How Humour Is Commonly Recognised

Humour is usually understood through a social and emotional lens. A joke is told, an emotional response follows, and laughter confirms that something has landed. Enjoyment is assumed to be both internal and expressive, and the outward signal becomes evidence of the inward experience.

This understanding is not incorrect. It is simply the most visible and widely shared model, and it works well in most social contexts. Shared laughter serves as a bonding mechanism and a shorthand for mutual understanding.

Alongside this, there exists something that looks similar from the outside but is internally very different. I will refer to it here using the language of humour, but only for the sake of translation.

What others often interpret as humour in my behaviour is not where humour lives for me. It is a pattern recognition and response process that allows me to navigate environments where humour is expected. It involves recognising the structure of a joke and responding in ways that are socially compatible. This process is fluent, learned, and often effective, but it does not feel like humour internally.

Calling this humour is a practical convenience, not an accurate description of the experience.

I am capable of experiencing emotional humour in ways that resemble how others describe it. However, that experience does not reliably occur in jokes, punchlines, or conversational humour. It arises elsewhere, in fleeting moments of synchrony, in natural irony, in the absurd alignment of events, and in situations that are often wordless and unrepeatable.

This form of humour is deeply personal and largely unshareable. It does not translate well into language, performance, or explanation, and it does not seek an audience. For that reason, it often does not register socially as humour at all.


Humour as Shape Recognition and Translation

What others often read as humour in my behaviour is better understood as a translation process. It is not where humour is felt, but where humour-shaped interactions are recognised and navigated.

This process works through shape recognition. Certain arrangements of timing, wording, emphasis, or contradiction are identifiable as having the structure of a joke. Once that structure is recognised, a range of compatible responses becomes available. These responses are learned through observation, repetition, and experience rather than improvised in the moment.

**What you have to do**
Reproduce verbatim the part of the humour text that runs from "What others often read" up to and including "recognised and navigated.".

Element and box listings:
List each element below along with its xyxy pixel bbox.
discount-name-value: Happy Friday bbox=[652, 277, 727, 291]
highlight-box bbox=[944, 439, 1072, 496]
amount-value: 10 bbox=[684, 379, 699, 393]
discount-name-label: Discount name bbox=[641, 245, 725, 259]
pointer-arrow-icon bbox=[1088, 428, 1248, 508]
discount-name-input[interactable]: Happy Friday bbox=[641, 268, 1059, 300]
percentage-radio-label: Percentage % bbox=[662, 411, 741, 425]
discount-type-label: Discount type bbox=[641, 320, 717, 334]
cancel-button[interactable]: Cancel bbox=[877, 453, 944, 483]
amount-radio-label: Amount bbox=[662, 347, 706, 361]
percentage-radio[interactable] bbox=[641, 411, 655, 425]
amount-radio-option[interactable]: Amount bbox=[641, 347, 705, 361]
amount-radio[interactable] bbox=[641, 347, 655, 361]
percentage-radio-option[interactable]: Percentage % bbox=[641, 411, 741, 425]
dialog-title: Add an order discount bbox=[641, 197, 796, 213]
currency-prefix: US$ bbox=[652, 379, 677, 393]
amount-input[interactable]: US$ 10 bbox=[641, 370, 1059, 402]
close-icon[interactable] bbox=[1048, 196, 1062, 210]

**The output**
What others often read as humour in my behaviour is better understood as a translation process. It is not where humour is felt, but where humour-shaped interactions are recognised and navigated.